** start **

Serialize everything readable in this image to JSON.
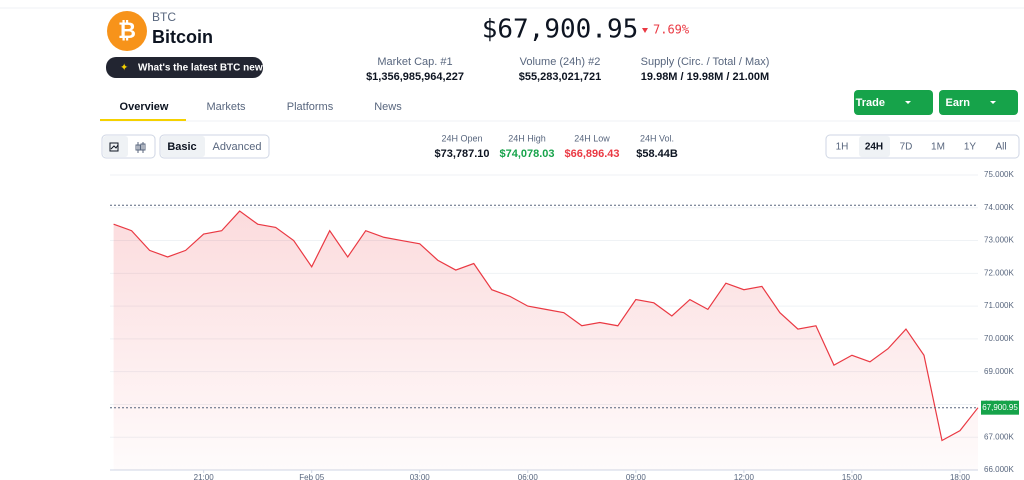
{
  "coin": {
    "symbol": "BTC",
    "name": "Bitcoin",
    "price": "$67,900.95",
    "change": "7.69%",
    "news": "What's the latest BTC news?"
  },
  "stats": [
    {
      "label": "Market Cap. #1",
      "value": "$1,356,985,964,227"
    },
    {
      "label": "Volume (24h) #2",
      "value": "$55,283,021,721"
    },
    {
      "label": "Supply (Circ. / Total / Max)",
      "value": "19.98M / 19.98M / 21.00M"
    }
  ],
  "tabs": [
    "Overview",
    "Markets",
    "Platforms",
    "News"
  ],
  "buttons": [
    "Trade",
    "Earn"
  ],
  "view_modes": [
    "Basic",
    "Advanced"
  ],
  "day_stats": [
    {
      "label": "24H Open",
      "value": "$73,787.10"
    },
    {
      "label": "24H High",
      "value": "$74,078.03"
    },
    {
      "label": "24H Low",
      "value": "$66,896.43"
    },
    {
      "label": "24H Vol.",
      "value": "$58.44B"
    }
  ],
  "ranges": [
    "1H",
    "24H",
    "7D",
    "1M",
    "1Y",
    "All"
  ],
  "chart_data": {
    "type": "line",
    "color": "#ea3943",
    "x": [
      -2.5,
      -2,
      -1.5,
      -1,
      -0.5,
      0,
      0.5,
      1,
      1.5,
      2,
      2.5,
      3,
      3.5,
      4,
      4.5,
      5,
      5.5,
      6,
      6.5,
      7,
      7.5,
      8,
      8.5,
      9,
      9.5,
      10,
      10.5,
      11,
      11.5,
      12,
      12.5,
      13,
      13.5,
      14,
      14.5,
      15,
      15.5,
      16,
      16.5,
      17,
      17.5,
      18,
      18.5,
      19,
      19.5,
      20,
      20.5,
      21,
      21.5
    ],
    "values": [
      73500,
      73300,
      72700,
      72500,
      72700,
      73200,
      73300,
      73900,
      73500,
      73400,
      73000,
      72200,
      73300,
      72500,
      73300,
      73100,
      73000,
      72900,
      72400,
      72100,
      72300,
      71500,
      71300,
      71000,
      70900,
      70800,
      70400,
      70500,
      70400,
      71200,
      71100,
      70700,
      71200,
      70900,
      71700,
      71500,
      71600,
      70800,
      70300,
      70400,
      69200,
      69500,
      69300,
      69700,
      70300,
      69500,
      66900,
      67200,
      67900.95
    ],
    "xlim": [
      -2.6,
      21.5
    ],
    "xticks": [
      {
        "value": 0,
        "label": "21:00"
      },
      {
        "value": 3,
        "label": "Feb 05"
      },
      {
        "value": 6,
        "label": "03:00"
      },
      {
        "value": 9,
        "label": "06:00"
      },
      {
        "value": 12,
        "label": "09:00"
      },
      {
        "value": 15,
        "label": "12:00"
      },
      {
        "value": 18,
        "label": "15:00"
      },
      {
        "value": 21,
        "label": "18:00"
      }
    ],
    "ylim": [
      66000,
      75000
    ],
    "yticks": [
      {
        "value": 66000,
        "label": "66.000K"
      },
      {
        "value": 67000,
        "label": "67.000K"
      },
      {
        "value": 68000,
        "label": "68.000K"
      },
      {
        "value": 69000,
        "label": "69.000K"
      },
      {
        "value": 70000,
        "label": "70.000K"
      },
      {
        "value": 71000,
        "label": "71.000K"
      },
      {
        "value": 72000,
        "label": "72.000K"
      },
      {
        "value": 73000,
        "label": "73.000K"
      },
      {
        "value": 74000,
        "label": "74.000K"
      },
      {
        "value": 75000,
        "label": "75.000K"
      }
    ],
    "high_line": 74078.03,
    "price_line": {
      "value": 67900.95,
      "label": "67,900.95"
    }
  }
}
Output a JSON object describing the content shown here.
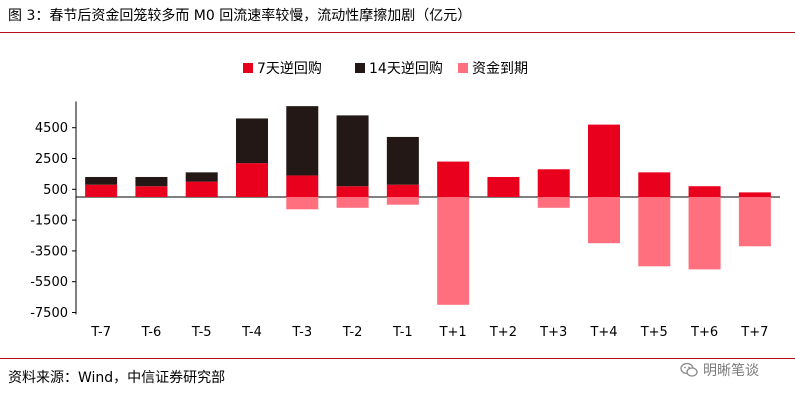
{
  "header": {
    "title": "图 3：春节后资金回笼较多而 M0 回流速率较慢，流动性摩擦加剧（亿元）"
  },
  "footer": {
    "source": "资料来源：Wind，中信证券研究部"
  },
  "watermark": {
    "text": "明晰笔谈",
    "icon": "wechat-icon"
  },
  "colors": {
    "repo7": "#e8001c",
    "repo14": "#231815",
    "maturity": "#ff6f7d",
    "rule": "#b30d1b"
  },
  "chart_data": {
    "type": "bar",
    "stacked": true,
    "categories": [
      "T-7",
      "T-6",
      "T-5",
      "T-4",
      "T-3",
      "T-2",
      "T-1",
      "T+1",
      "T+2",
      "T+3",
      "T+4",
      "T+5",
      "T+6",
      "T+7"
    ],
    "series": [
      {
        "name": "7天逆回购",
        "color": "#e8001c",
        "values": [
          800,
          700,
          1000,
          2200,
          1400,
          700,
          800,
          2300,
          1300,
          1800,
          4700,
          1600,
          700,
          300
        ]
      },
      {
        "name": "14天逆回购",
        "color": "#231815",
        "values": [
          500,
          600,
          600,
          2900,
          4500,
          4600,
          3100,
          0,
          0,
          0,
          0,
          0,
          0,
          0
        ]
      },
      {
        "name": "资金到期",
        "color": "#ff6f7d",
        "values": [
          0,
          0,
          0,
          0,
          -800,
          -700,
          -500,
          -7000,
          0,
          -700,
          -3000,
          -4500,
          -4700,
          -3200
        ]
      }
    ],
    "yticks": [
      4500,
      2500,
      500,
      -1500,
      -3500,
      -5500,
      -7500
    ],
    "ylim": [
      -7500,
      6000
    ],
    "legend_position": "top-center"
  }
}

** end **
** start **

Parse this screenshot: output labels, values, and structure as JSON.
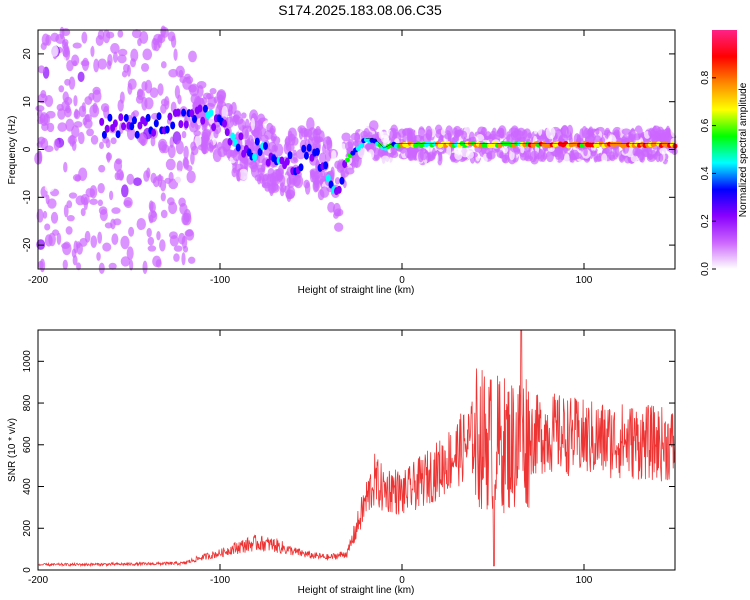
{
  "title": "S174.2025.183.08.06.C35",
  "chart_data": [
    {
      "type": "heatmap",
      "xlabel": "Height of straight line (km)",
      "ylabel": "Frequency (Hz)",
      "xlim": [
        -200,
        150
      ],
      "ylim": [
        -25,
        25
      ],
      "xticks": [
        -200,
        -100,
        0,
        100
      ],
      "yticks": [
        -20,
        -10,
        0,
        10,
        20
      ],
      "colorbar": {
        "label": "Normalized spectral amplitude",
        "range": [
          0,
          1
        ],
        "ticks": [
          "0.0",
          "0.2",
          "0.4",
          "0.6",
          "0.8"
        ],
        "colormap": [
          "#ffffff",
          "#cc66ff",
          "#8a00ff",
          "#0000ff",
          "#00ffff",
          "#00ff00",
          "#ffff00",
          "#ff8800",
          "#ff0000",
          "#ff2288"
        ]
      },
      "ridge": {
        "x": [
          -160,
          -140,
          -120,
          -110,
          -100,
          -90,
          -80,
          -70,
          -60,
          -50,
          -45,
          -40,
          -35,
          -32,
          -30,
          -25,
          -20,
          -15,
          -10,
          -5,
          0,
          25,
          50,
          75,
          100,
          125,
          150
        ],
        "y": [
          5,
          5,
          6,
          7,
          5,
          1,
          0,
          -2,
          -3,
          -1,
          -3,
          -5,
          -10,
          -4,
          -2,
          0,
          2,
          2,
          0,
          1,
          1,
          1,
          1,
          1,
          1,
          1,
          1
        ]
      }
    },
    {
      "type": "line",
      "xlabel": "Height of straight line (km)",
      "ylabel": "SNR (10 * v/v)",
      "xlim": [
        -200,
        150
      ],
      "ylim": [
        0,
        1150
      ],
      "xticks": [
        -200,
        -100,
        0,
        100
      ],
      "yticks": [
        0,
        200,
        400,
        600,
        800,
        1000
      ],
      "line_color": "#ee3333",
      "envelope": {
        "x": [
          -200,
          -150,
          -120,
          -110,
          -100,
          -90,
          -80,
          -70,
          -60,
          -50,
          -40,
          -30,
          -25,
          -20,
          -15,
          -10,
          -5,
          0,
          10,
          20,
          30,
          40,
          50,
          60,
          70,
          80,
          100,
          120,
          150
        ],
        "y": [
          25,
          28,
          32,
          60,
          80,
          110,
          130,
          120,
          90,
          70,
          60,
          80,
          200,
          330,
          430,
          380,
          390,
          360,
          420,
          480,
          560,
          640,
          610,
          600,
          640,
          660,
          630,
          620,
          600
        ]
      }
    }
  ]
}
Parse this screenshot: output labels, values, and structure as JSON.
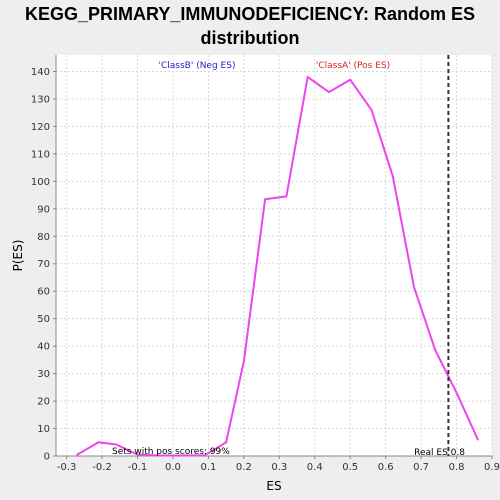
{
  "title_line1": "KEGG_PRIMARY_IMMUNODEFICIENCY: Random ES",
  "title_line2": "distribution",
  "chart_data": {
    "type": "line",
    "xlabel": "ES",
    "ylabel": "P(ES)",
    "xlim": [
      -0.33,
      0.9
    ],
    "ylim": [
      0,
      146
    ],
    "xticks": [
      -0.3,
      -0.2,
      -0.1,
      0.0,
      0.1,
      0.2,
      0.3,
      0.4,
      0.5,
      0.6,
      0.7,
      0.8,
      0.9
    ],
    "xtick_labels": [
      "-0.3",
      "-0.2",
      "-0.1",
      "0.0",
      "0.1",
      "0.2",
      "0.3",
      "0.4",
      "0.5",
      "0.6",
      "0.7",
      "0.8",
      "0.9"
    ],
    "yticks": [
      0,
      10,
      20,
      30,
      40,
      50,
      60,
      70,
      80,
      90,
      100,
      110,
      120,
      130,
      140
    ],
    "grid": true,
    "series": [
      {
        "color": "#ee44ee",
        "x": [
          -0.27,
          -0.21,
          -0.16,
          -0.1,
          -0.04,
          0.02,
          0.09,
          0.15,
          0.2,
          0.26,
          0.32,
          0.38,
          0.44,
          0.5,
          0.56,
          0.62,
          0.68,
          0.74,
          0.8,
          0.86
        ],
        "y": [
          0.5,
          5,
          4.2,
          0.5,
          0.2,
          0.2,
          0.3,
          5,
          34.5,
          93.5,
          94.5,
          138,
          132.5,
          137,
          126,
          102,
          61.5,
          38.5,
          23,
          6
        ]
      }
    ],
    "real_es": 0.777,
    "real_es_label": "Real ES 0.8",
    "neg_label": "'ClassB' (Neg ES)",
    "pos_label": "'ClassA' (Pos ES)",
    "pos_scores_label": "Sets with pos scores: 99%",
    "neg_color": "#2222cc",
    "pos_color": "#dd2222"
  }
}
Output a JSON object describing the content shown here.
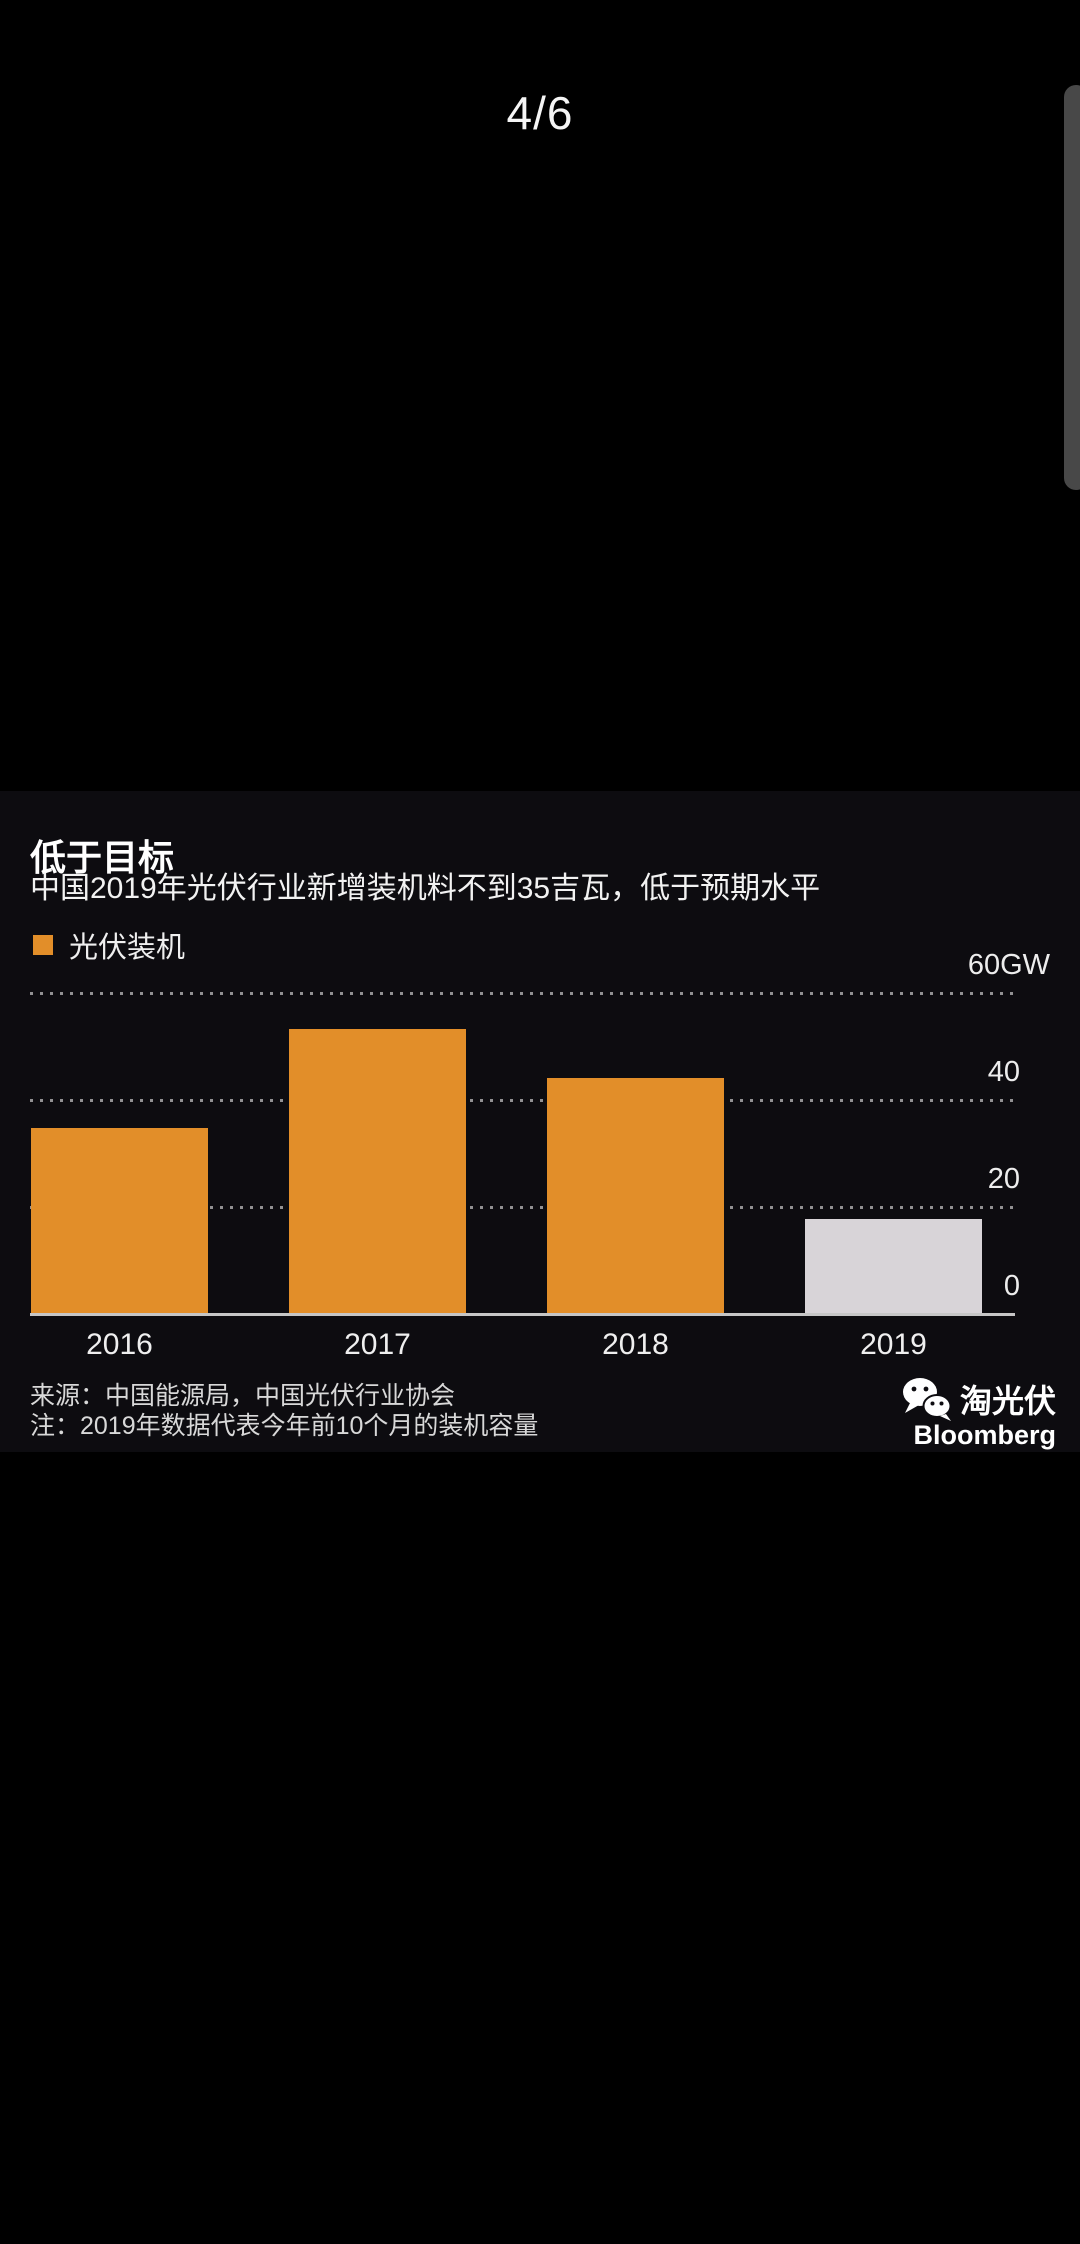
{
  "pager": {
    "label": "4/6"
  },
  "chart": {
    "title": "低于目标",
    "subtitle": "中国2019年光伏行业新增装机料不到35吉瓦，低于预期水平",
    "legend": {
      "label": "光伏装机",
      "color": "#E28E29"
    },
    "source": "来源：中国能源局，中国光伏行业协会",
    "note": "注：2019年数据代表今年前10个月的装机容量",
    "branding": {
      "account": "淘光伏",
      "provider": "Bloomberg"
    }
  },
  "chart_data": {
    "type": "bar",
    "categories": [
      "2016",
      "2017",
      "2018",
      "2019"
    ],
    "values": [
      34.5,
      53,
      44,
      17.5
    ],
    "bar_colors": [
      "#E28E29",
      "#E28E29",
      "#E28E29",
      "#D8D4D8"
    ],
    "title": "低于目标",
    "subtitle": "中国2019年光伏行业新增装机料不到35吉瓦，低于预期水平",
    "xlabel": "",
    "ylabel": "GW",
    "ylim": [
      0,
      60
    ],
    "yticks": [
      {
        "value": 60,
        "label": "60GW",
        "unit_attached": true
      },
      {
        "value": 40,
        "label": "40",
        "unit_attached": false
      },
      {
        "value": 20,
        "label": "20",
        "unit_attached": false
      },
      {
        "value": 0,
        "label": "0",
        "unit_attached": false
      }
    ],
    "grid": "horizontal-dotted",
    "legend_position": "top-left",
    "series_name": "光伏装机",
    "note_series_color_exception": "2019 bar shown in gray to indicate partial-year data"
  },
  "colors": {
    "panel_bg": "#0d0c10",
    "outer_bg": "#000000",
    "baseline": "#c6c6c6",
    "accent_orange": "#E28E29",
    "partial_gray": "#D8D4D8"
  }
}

** end **

■ Task
Scan the lines for the string "ylabel". Pick out every line that has it.

■ Reply to the exercise
      "ylabel": "Frequency (Hz)",
      "ylabel": "SNR (10 * v/v)",
    "ylabel": "P(ES)",
    "ylabel": "GW",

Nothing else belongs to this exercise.